Provided data:
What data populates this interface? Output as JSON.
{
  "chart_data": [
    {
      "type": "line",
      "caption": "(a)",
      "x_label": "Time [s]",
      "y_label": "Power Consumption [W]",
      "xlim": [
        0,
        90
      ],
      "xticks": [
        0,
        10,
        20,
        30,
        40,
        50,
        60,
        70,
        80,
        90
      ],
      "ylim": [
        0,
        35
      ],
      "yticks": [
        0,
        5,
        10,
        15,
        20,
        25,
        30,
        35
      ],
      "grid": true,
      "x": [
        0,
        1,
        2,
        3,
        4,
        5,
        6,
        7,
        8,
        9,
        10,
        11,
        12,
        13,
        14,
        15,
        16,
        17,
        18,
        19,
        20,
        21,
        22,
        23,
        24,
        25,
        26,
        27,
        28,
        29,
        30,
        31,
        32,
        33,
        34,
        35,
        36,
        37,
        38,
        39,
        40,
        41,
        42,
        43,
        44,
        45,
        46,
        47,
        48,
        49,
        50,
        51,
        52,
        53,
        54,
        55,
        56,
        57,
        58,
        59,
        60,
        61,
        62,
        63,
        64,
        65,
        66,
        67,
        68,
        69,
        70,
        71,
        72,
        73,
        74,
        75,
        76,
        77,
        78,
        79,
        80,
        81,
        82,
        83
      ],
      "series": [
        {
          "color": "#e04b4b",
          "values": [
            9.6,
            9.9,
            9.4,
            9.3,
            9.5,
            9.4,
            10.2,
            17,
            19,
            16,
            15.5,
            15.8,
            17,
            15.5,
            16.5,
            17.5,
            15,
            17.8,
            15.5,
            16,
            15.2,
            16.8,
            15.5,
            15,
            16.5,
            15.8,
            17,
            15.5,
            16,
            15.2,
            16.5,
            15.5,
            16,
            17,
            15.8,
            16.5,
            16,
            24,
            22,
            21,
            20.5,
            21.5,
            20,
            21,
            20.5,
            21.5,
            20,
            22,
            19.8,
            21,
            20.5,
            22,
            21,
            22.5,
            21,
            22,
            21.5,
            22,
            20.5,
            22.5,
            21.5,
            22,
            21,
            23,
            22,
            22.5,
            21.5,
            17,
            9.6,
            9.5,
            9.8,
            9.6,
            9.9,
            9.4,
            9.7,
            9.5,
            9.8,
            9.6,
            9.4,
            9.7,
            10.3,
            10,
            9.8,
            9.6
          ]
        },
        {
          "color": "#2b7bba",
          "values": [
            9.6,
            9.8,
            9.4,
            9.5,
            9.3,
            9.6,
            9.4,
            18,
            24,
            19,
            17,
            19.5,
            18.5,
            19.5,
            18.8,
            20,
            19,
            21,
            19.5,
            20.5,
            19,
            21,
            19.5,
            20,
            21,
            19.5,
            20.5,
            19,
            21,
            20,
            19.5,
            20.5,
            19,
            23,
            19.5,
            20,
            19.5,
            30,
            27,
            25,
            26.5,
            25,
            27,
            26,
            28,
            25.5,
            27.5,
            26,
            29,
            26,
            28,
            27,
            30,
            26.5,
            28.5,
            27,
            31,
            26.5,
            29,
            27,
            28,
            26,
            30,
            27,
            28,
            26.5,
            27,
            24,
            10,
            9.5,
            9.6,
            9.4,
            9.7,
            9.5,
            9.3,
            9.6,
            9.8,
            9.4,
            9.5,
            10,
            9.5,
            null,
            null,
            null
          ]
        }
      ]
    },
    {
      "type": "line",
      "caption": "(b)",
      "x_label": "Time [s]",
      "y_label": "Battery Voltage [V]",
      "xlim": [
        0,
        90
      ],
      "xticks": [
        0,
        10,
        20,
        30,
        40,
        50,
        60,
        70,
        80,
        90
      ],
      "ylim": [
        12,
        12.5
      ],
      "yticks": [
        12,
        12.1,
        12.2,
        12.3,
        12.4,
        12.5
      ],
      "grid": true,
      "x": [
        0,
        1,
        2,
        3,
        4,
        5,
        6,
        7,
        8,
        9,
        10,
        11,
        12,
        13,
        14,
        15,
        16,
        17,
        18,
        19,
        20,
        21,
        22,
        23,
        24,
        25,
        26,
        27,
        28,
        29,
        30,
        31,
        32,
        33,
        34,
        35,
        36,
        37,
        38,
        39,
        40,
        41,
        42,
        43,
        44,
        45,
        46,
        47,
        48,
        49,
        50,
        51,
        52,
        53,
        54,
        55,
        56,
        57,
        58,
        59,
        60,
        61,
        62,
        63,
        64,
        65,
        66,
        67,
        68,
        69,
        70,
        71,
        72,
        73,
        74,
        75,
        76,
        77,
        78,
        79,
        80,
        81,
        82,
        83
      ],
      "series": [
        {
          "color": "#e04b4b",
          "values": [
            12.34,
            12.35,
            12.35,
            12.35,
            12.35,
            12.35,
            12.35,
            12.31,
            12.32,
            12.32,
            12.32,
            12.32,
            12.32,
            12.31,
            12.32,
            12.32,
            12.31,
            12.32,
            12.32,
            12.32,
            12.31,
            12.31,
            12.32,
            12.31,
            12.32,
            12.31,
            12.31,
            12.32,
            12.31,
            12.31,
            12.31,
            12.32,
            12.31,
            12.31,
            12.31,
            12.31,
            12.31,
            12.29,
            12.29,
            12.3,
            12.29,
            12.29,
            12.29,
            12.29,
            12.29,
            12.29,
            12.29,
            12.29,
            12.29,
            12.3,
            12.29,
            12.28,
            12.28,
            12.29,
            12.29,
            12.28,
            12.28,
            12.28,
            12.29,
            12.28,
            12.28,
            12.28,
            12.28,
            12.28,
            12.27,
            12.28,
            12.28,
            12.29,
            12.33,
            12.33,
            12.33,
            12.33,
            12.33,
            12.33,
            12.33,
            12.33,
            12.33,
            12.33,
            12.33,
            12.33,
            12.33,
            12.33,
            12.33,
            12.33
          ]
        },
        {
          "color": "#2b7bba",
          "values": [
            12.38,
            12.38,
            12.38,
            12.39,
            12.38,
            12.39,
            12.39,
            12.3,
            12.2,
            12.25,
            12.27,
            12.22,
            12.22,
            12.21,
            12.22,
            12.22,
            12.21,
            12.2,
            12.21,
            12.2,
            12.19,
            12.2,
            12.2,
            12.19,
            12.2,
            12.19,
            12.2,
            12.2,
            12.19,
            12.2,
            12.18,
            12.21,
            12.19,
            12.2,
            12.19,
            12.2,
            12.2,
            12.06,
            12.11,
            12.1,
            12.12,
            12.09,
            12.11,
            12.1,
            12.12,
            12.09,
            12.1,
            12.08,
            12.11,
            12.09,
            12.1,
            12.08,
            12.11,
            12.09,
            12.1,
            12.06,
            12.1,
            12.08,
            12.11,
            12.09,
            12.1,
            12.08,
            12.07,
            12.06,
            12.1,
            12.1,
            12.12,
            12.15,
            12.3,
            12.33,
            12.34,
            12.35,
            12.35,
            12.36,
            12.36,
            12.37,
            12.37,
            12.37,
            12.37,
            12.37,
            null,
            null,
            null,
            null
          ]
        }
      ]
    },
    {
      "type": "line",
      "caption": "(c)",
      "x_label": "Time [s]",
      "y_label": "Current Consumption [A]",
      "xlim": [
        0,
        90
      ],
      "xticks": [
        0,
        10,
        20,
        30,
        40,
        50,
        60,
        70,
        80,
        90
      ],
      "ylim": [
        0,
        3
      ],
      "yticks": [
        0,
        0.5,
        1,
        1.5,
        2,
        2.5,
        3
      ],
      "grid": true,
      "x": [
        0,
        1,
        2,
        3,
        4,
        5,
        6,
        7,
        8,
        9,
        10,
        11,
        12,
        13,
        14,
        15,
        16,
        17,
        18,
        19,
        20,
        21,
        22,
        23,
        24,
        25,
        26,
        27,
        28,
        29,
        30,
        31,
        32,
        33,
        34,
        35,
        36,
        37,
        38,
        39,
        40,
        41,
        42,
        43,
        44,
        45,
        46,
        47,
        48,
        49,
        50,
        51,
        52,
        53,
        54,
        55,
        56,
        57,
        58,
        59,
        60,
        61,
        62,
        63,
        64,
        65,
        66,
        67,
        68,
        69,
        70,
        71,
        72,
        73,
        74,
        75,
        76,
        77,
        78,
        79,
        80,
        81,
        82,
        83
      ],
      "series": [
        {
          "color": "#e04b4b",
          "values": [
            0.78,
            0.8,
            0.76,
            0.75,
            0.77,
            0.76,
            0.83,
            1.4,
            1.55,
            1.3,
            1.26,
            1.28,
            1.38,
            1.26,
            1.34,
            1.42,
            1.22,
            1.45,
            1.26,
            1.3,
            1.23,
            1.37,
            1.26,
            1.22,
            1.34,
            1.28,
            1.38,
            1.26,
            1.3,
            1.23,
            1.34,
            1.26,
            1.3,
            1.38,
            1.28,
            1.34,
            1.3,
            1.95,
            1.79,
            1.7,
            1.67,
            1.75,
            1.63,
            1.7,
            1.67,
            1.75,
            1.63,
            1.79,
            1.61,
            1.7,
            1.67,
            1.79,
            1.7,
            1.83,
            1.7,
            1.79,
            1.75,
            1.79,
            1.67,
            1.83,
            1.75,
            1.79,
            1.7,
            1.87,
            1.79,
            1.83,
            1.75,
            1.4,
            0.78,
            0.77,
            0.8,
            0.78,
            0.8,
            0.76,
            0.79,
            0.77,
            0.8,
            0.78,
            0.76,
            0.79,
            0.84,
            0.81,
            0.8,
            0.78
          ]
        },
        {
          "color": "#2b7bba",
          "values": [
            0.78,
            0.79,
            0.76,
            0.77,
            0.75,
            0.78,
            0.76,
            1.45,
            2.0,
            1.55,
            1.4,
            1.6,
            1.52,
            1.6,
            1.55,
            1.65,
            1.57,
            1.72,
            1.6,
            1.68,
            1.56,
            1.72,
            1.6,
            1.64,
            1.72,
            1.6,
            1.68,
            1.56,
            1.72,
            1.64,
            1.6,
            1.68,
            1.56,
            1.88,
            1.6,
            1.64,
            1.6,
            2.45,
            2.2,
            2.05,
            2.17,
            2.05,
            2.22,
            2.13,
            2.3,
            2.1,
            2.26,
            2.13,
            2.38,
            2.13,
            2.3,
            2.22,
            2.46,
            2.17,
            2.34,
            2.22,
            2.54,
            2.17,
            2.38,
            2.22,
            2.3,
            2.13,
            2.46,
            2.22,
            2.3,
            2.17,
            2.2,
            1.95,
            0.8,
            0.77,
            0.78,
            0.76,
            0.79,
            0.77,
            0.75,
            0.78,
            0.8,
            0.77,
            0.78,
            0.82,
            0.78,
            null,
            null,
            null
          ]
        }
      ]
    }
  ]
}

Objective: Extract all lines of the records above that include "Consumption".

Exercise response:
      "y_label": "Power Consumption [W]",
      "y_label": "Current Consumption [A]",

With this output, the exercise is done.